### Short exercise:
Resume the Dongler PDF workflow page after the point where it stops, writing on past the last line shown rather than drawing on the material.

### Excerpt:

+---+

Skip to main content

PDF Workflow

Dongler includes a Rust-native PDF extraction path for digitally born PDFs: text, page geometry, source anchors, table structure, image positions, and metadata rendered to Markdown, JSON, and LaTeX.

The intended workflow is:

import dongler

doc = dongler.load("invoice.pdf")
markdown = doc.to_markdown()
latex = doc.to_latex()

PDF Output Goals

  • Preserve readable page order.
  • Extract text into paragraphs and sections.
  • Convert positioned and ruled tables into structured table blocks where the detected grid is reliable.
  • Carry useful metadata.
  • Preserve block/page bounding boxes for citations.
  • Record image object positions and source anchors.
  • Render clean Markdown and LaTeX from the same document object.

Practical Checks

When you integrate Dongler into a PDF pipeline, start with these checks:

doc = dongler.load("report.pdf")
data = doc.to_dict()

print(data["metadata"]["word_count"])

+---+

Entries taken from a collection
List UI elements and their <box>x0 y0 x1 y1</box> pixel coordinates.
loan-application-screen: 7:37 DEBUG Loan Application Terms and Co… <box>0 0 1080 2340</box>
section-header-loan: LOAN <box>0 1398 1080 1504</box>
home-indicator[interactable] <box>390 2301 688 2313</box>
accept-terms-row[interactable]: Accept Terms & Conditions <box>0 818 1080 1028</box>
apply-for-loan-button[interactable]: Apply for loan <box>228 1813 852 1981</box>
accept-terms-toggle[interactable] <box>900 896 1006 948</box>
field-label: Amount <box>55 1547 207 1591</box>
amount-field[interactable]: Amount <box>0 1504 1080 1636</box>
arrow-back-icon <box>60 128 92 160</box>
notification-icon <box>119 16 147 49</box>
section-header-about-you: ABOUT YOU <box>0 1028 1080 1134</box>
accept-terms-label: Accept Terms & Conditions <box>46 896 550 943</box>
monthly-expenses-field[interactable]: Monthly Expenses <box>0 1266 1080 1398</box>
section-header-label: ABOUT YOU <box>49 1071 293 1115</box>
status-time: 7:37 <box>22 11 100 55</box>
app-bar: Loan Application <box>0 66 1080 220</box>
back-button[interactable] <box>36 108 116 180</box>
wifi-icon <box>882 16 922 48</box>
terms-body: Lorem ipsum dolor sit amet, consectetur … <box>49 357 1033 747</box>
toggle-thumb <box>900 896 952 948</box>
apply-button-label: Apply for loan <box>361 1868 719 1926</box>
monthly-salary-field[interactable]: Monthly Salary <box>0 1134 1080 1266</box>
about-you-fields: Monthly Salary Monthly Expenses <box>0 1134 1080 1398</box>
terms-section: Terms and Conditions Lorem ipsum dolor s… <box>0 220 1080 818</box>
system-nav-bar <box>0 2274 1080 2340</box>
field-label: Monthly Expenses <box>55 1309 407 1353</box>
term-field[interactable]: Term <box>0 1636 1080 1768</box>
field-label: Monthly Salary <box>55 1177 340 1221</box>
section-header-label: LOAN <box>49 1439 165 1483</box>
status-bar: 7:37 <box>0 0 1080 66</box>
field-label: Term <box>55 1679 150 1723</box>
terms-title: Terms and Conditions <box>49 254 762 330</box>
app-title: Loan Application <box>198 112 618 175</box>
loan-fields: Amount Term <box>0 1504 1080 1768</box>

+---+

### Exercise output:
print(data["metadata"]["block_count"])
for warning in data.get("warnings", []):
print(warning)

If word_count and block_count are both zero for a visually simple PDF, the file may be scanned, image-only, encrypted in an unusual way, or using a PDF encoding path Dongler does not yet model. Keep a small fixture for that document and file an issue with the PDF if it can be shared.

For table-heavy PDFs, inspect JSON in addition to Markdown:

dongler extract report.pdf --format json

The JSON output includes page/block geometry, table rows/cells, images, source anchors, and warnings that are intentionally not all visible in rendered Markdown.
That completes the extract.